» **SHORT PROBLEM**
Extract every line that contains the word "constraints".

[START]

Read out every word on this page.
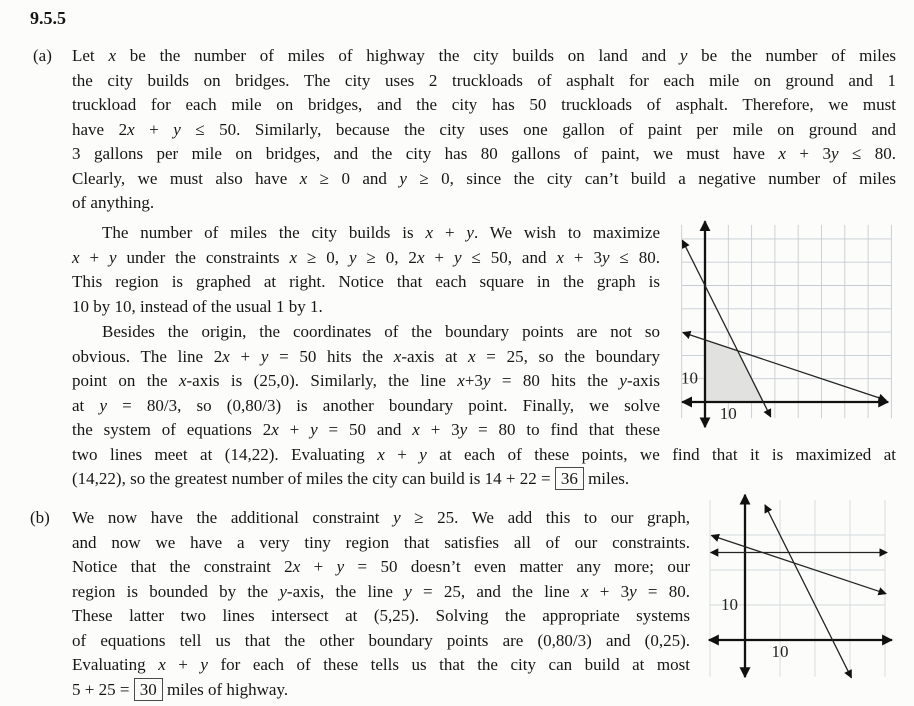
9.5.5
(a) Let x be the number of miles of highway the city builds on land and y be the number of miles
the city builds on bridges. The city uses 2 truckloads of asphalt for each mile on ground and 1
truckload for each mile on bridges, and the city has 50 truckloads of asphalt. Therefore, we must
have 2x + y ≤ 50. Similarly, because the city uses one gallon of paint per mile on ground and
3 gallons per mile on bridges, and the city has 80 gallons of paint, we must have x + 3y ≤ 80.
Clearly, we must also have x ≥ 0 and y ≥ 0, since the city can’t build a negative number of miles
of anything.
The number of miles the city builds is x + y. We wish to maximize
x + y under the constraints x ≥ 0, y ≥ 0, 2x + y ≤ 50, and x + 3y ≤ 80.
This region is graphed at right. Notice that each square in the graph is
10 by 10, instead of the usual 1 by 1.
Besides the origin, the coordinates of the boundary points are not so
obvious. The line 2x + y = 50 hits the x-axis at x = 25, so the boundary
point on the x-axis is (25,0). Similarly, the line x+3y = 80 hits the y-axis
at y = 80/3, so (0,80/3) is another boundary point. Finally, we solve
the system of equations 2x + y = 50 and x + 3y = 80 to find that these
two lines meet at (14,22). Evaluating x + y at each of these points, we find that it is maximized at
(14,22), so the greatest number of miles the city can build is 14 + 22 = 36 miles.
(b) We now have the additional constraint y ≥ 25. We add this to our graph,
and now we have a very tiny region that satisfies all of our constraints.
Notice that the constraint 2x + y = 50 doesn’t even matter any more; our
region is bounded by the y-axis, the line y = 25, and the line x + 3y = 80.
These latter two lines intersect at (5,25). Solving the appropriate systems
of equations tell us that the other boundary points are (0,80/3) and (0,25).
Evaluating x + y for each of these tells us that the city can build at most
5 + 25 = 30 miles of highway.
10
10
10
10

[END]
[START]

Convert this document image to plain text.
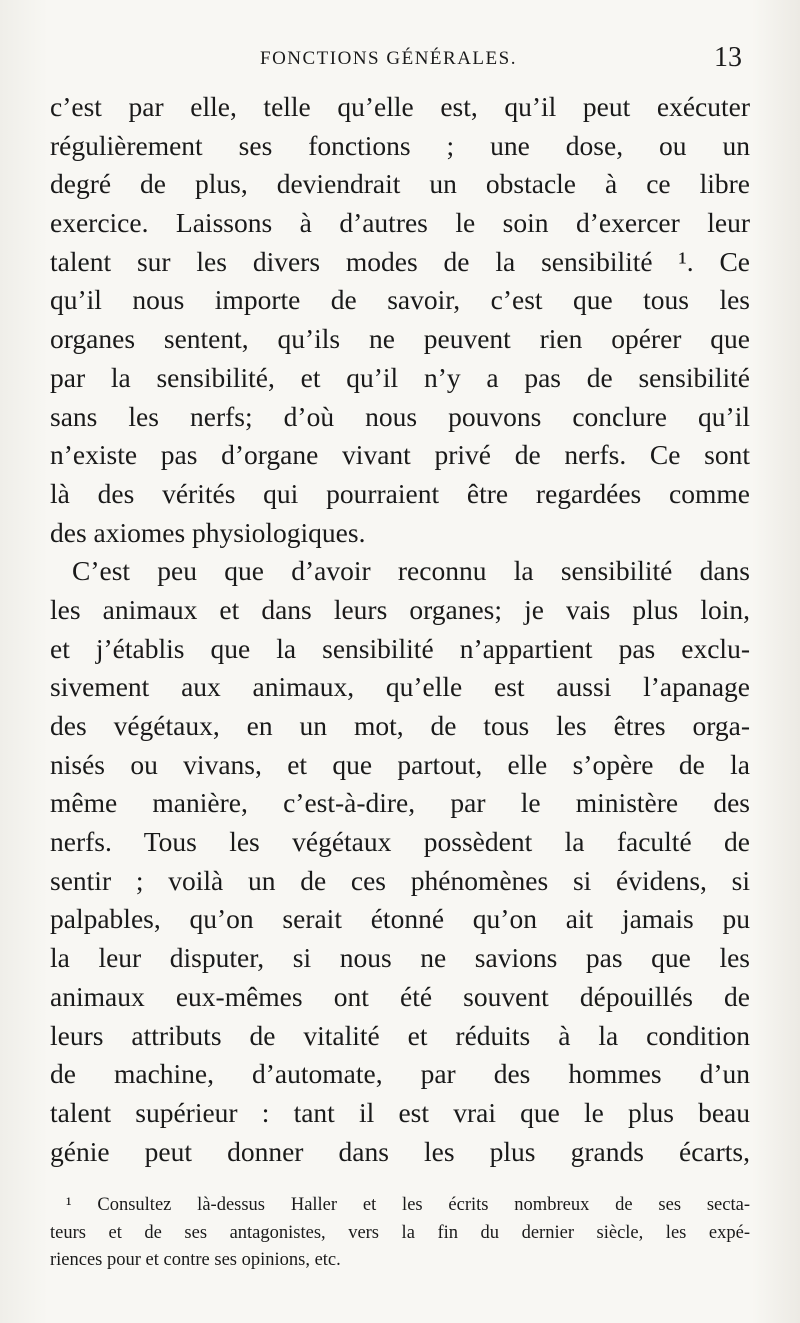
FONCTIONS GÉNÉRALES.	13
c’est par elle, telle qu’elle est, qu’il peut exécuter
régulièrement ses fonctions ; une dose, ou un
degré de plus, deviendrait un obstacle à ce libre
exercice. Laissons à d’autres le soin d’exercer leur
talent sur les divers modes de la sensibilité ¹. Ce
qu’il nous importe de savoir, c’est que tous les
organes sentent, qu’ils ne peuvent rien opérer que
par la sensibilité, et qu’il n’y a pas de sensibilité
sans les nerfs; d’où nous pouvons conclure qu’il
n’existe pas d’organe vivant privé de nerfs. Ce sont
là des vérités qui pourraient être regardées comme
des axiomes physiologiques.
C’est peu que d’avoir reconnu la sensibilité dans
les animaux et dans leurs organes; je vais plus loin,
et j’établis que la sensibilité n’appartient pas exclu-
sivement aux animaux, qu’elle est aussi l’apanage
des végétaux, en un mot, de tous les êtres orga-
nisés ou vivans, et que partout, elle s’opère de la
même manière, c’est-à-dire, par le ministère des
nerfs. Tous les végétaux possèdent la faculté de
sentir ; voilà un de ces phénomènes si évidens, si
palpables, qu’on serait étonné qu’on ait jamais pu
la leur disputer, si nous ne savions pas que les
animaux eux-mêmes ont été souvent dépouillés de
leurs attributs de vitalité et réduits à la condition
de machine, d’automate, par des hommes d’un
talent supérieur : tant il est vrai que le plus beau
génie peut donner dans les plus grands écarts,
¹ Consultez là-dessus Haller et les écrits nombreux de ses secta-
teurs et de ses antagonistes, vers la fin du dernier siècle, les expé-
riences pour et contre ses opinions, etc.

[END]

» **COMPLETE OUTPUT**
x + y under the constraints x ≥ 0, y ≥ 0, 2x + y ≤ 50, and x + 3y ≤ 80.
and now we have a very tiny region that satisfies all of our constraints.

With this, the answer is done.